GOAL >> Reproduce the listing below exactly. Pictures do not belong in the copy.

════════════════

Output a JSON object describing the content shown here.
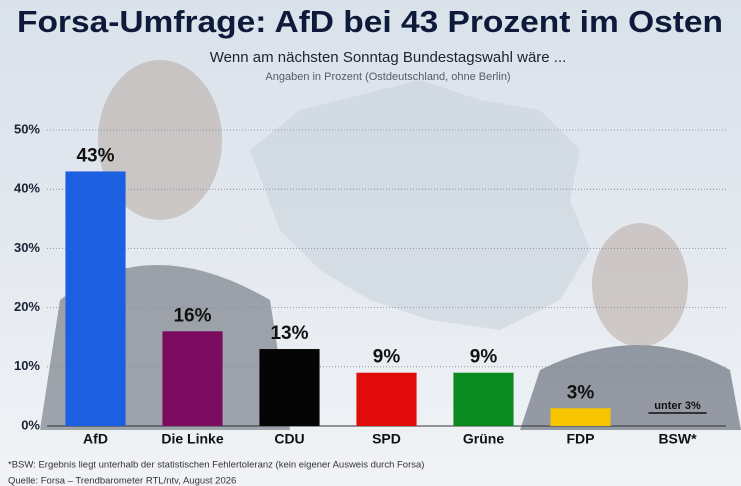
{
  "chart_data": {
    "type": "bar",
    "title": "Forsa-Umfrage: AfD bei 43 Prozent im Osten",
    "subtitle": "Wenn am nächsten Sonntag Bundestagswahl wäre ...",
    "note": "Angaben in Prozent (Ostdeutschland, ohne Berlin)",
    "footnote": "*BSW: Ergebnis liegt unterhalb der statistischen Fehlertoleranz (kein eigener Ausweis durch Forsa)",
    "source": "Quelle: Forsa – Trendbarometer RTL/ntv, August 2026",
    "categories": [
      "AfD",
      "Die Linke",
      "CDU",
      "SPD",
      "Grüne",
      "FDP",
      "BSW*"
    ],
    "values": [
      43,
      16,
      13,
      9,
      9,
      3,
      null
    ],
    "value_labels": [
      "43%",
      "16%",
      "13%",
      "9%",
      "9%",
      "3%",
      "unter 3%"
    ],
    "colors": [
      "#1c5fe0",
      "#7b0b5f",
      "#050505",
      "#e10b0b",
      "#0b8a1f",
      "#f6c500",
      "#111111"
    ],
    "ylim": [
      0,
      50
    ],
    "yticks": [
      {
        "value": 0,
        "label": "0%"
      },
      {
        "value": 10,
        "label": "10%"
      },
      {
        "value": 20,
        "label": "20%"
      },
      {
        "value": 30,
        "label": "30%"
      },
      {
        "value": 40,
        "label": "40%"
      },
      {
        "value": 50,
        "label": "50%"
      }
    ],
    "grid": true
  }
}
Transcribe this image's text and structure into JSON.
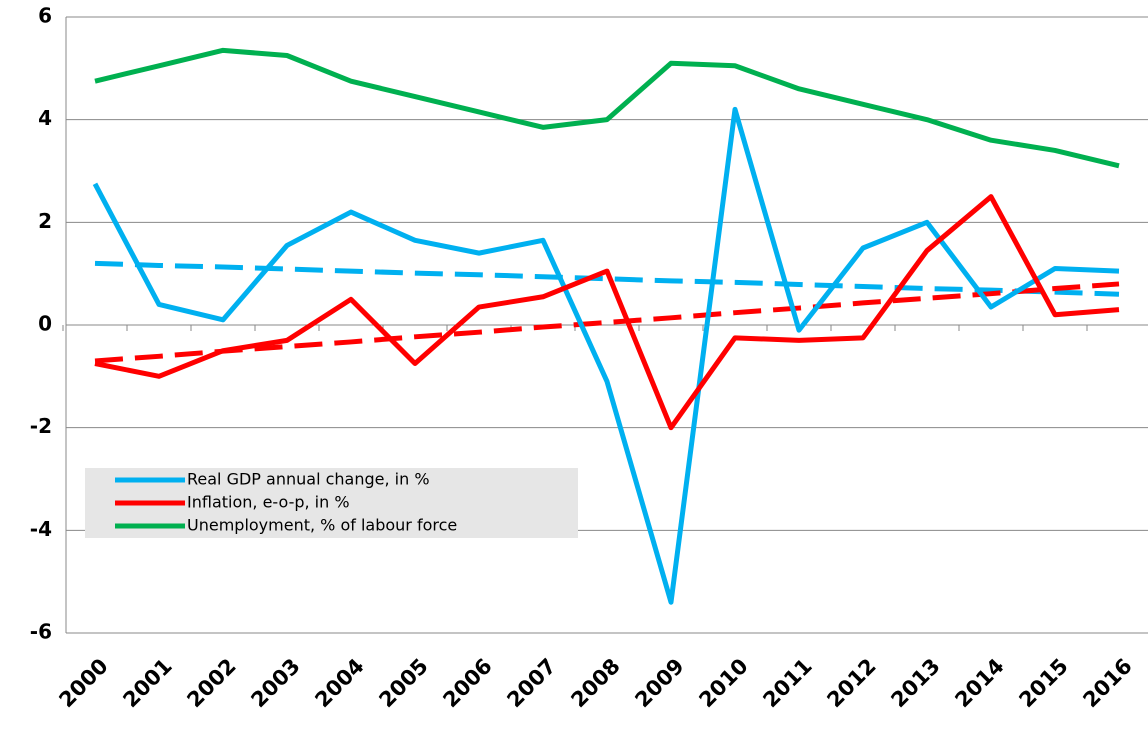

════════════════

RESPONSE BELOW >>
Output a JSON object describing the content shown here.
{
  "chart_data": {
    "type": "bar",
    "title": "Forsa-Umfrage: AfD bei 43 Prozent im Osten",
    "subtitle": "Wenn am nächsten Sonntag Bundestagswahl wäre ...",
    "note": "Angaben in Prozent (Ostdeutschland, ohne Berlin)",
    "footnote": "*BSW: Ergebnis liegt unterhalb der statistischen Fehlertoleranz (kein eigener Ausweis durch Forsa)",
    "source": "Quelle: Forsa – Trendbarometer RTL/ntv, August 2026",
    "categories": [
      "AfD",
      "Die Linke",
      "CDU",
      "SPD",
      "Grüne",
      "FDP",
      "BSW*"
    ],
    "values": [
      43,
      16,
      13,
      9,
      9,
      3,
      null
    ],
    "value_labels": [
      "43%",
      "16%",
      "13%",
      "9%",
      "9%",
      "3%",
      "unter 3%"
    ],
    "colors": [
      "#1c5fe0",
      "#7b0b5f",
      "#050505",
      "#e10b0b",
      "#0b8a1f",
      "#f6c500",
      "#111111"
    ],
    "ylim": [
      0,
      50
    ],
    "yticks": [
      {
        "value": 0,
        "label": "0%"
      },
      {
        "value": 10,
        "label": "10%"
      },
      {
        "value": 20,
        "label": "20%"
      },
      {
        "value": 30,
        "label": "30%"
      },
      {
        "value": 40,
        "label": "40%"
      },
      {
        "value": 50,
        "label": "50%"
      }
    ],
    "grid": true
  }
}
Transcribe this image's text and structure into JSON.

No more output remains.